>> start Extract

Lokad robotizes (“automates”) repetitive supply chain decisions making them mundane. This means that all the daily decisions trusted to Lokad (e.g., production orders, price changes, stock allocations) are generated in a fully unattended manner. As a rule of thumb, most of our clients can operate for weeks without any direct intervention from Lokad - assuming market conditions do not change too dramatically. Our Supply Chain Scientists continuously improve the numerical recipes that we have put in place, but no Supply Chain Scientist is needed to generate the supply chain decisions of any given day - our numerical recipes are designed to run unattended.
This approach is radically different from what our peers (other enterprise software vendors) offer. In their case, supply chain practitioners are treated like the “human coprocessors” of their system. The minute the practitioners stop working with a piece of software, nothing happens anymore in the company as their time is consumed to produce supply chain decisions.
In contrast, Lokad turns every single minute of the supply chain practitioners into an investment for the improvement of the numerical recipe that enables decision robotization. If the supply chain practitioners stop working, it has no impact on the robotized execution of the numerical recipe. The numerical recipe just stops improving. If this were to continue for a while, this would result in the inevitable decay of the decisions’ quality as the numerical recipe would lose its relevance (due to changes in market conditions).
However, Lokad has implemented a series of self-attentive mechanisms for the early detection of such quality decay, and can thus trigger human inspection of the numerical recipe (first, by a Supply Chain Scientist, and then by a practitioner of the client company).
What is a “supply chain initiative”?
This refers specifically to a supply chain project driven by Lokad’s “Quantitative Supply Chain” (QSC) perspective. The goal of such an initiative is to robotize a given class of supply chain decisions and achieve beyond-human performance in the process. The goal of such an initiative is not only to improve a specific issue within the client’s supply chain, but to deliver systemic, company-wide, improvement.
Lokad’s supply chain initiatives typically tackle purchase orders, production orders, inventory allocations, price changes, fine-grained production schedules, etc. In essence, we address all the mundane, repetitive decisions needed to keep the client’s supply chain functioning.
The supply chain initiative is intended to be spearheaded by Lokad’s Supply Chain Scientists (SCSs). An SCS is there to craft all the necessary numerical recipes required to automate the supply chain decisions of interest. Furthermore, the SCS is responsible for visualizing (e.g., through reports and dashboards) the numerical recipes in order for clients (particularly upper management) to understand both how and why the automation delivers beyond-human performance.
The deliverable for a Lokad supply chain initiative is putting into production the numerical recipe(s) that the SCS has crafted for the client. This deliverable automates decisions and effectively converts the supply chain into a productive asset for the client (in the same way a piece of equipment automates the production of physical goods).
What is “experimental optimization”?
Experimental optimization is a methodology, employed by Lokad, for tackling problems where the very notion of “improvement” is unclear at the beginning of optimization process. This lack of clarity is because the optimization criteria (metrics) and their favorable levels are not known, or, even if previously set at certain levels, cannot be immediately justified using financial terms (e.g., profitability, ROI, etc.). The point of “experimental optimization” is to establish a rigorous (some would say “scientific”) method to quantify what “improvement” means for a supply chain from a financial perspective.

>> end Extract

**Work instructions**
(a) Decide whether each statement agrees with the Lokad FAQ, answering yes or no and quoting the words from the text that settle it: (i) most Lokad clients can operate for weeks without direct intervention from Lokad; (ii) a Supply Chain Scientist is needed to generate each day's supply chain decisions; (iii) when supply chain practitioners stop working, the robotized execution of the numerical recipe stops.
(b) Rewrite the part of the Lokad FAQ starting at "However, Lokad has" and ending at "the client company).", swapping "human inspection" for "manual review".
The listing that follows is not needed for any of this work.

>> start Data rows

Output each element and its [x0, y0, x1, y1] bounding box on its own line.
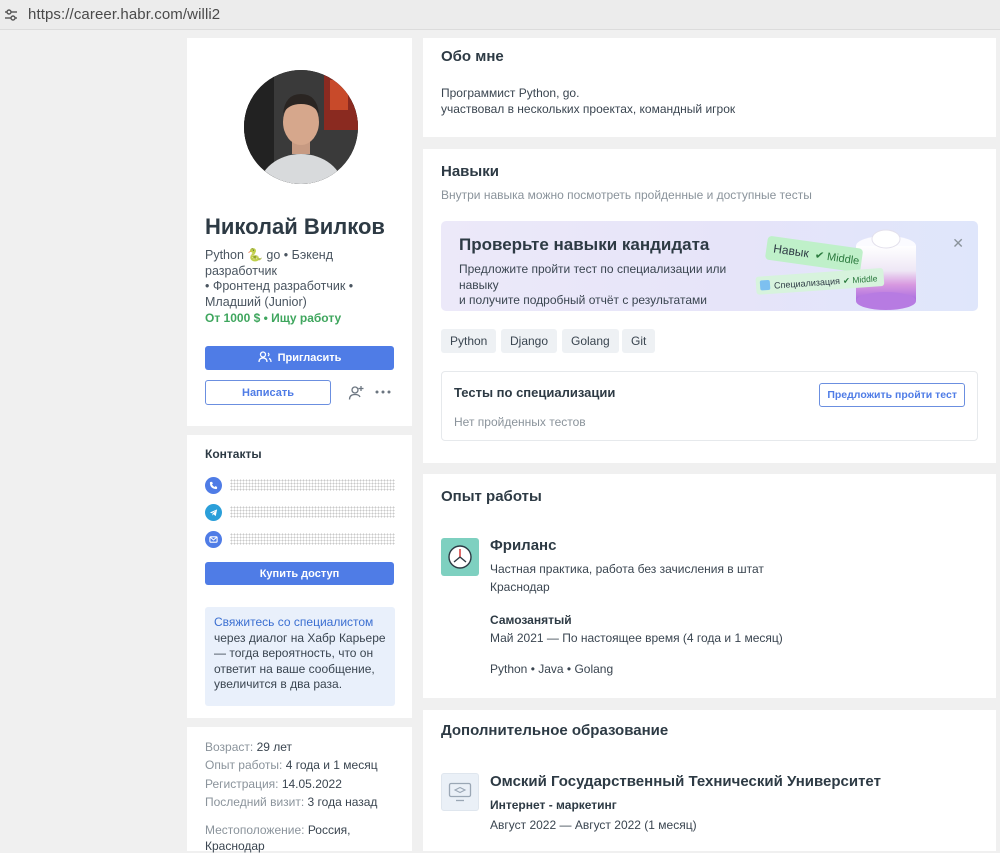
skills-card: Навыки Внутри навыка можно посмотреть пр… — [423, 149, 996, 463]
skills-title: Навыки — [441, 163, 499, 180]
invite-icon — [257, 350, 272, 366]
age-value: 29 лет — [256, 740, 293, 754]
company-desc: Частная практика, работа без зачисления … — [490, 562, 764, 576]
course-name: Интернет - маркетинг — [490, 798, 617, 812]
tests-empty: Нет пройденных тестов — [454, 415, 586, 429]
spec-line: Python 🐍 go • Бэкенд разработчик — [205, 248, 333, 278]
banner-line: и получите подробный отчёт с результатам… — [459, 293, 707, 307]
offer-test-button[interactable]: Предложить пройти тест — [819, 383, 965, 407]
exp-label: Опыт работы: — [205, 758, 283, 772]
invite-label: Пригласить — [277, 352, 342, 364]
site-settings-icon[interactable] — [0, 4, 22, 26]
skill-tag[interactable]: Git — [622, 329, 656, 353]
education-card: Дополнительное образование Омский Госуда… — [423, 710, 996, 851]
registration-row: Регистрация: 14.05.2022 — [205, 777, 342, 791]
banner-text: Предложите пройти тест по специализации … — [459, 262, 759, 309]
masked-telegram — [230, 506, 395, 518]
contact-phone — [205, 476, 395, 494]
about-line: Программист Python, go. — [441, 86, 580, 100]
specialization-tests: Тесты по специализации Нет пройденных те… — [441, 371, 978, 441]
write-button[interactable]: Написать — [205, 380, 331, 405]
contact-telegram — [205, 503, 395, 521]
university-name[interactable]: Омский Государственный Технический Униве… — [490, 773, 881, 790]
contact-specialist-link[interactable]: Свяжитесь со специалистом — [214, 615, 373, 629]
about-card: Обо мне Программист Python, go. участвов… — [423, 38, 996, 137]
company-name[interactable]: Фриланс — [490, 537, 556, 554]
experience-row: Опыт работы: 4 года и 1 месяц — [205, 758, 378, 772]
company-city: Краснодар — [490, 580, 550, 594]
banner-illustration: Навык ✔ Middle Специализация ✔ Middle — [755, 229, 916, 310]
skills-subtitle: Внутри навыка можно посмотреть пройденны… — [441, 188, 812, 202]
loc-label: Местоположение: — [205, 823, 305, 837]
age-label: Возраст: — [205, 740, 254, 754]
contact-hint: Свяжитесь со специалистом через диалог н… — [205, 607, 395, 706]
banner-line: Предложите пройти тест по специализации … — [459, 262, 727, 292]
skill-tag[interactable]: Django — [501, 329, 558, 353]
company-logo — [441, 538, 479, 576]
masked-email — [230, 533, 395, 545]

>> end Data rows

**Results for each task**
(a)
(i) Yes: "most of our clients can operate for weeks without any direct intervention from Lokad"
(ii) No: "no Supply Chain Scientist is needed to generate the supply chain decisions of any given day"
(iii) No: "If the supply chain practitioners stop working, it has no impact on the robotized execution of the numerical recipe."

(b)
However, Lokad has implemented a series of self-attentive mechanisms for the early detection of such quality decay, and can thus trigger manual review of the numerical recipe (first, by a Supply Chain Scientist, and then by a practitioner of the client company).